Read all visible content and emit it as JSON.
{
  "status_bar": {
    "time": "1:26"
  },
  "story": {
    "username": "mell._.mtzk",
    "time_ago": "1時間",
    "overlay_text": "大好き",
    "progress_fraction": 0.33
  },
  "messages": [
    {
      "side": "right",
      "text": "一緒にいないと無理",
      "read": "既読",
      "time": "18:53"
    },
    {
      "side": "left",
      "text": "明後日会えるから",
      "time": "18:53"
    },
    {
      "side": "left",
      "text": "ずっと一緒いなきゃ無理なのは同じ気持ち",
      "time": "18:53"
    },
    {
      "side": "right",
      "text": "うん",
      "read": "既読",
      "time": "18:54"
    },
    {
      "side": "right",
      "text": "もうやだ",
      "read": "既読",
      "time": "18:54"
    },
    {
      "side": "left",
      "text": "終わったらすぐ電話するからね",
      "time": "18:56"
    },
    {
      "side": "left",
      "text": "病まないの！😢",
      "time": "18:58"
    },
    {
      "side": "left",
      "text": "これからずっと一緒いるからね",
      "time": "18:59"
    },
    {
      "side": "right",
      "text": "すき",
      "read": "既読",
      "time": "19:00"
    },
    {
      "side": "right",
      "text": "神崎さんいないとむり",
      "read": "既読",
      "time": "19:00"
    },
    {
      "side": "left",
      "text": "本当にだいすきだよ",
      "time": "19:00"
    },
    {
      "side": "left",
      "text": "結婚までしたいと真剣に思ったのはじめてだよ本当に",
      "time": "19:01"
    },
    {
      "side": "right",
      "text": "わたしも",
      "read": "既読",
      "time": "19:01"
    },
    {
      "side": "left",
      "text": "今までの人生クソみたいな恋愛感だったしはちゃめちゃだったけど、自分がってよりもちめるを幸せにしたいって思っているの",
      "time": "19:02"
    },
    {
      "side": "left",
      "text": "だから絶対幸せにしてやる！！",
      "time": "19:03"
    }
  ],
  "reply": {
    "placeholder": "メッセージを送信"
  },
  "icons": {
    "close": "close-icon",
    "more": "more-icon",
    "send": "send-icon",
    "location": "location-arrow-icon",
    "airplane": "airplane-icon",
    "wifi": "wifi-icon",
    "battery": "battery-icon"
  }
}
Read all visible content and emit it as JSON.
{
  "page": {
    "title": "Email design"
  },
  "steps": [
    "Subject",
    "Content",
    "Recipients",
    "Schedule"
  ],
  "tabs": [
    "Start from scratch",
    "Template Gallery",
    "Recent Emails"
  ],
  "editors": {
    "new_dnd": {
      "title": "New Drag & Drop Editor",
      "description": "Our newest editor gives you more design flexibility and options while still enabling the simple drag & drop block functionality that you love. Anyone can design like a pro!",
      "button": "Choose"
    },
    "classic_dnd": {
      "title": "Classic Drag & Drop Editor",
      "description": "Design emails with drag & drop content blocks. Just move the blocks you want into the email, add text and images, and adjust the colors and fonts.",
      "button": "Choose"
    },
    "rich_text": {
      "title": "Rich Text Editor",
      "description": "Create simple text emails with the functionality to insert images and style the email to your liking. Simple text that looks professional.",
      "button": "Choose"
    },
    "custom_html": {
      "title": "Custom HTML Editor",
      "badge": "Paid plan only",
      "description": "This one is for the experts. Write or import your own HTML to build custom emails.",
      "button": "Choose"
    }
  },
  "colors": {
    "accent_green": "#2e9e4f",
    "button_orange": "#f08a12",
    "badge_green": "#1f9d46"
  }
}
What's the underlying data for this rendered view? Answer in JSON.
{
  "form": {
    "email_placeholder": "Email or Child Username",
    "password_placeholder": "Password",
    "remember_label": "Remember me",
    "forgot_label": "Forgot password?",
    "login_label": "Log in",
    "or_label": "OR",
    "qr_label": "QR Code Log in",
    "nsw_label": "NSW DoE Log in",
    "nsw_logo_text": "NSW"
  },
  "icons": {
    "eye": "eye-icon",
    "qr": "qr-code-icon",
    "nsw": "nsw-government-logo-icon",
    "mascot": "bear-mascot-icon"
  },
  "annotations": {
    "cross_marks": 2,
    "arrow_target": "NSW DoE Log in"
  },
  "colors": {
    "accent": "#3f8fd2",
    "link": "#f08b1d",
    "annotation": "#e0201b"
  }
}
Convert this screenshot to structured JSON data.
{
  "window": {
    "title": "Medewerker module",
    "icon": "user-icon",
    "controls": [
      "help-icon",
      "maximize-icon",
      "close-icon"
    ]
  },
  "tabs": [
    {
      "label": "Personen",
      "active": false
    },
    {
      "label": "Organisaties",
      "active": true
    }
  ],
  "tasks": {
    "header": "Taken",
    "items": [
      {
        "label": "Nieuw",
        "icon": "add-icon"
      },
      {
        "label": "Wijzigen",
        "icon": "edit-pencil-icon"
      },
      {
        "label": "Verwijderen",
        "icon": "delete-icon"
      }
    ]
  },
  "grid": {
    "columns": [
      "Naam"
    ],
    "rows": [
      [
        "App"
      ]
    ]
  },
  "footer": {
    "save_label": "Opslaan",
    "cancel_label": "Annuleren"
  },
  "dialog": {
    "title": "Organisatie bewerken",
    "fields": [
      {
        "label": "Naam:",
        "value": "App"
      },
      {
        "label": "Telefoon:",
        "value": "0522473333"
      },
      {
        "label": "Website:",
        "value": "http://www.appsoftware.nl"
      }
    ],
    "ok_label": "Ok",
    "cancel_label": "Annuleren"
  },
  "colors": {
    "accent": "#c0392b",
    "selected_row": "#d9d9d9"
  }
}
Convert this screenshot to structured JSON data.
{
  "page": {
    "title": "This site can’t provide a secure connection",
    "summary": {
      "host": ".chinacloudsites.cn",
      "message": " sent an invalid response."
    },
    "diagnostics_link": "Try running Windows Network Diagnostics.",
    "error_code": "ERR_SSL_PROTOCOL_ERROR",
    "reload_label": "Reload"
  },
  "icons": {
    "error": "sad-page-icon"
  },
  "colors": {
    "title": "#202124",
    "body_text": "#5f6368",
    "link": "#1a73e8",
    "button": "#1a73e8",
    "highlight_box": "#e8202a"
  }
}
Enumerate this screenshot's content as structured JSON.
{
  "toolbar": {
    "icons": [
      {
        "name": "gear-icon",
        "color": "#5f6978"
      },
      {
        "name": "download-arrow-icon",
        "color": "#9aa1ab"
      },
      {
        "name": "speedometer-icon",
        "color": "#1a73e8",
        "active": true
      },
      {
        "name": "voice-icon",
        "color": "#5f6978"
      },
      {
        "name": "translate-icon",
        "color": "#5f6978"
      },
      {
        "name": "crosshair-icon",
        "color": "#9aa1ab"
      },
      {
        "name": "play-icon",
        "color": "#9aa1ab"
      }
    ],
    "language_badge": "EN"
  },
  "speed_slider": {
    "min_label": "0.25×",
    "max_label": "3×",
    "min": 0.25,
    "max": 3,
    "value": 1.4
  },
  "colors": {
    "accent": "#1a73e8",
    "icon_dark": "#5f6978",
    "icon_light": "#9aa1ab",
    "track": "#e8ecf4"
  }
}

+++++

> What you should do
Set down nothing but the lines from the one with "Enumerate this screenshot's" through the end of the records, keeping each line exactly as written and including both ends.

> Task solution
Enumerate this screenshot's content as structured JSON.
{
  "toolbar": {
    "icons": [
      {
        "name": "gear-icon",
        "color": "#5f6978"
      },
      {
        "name": "download-arrow-icon",
        "color": "#9aa1ab"
      },
      {
        "name": "speedometer-icon",
        "color": "#1a73e8",
        "active": true
      },
      {
        "name": "voice-icon",
        "color": "#5f6978"
      },
      {
        "name": "translate-icon",
        "color": "#5f6978"
      },
      {
        "name": "crosshair-icon",
        "color": "#9aa1ab"
      },
      {
        "name": "play-icon",
        "color": "#9aa1ab"
      }
    ],
    "language_badge": "EN"
  },
  "speed_slider": {
    "min_label": "0.25×",
    "max_label": "3×",
    "min": 0.25,
    "max": 3,
    "value": 1.4
  },
  "colors": {
    "accent": "#1a73e8",
    "icon_dark": "#5f6978",
    "icon_light": "#9aa1ab",
    "track": "#e8ecf4"
  }
}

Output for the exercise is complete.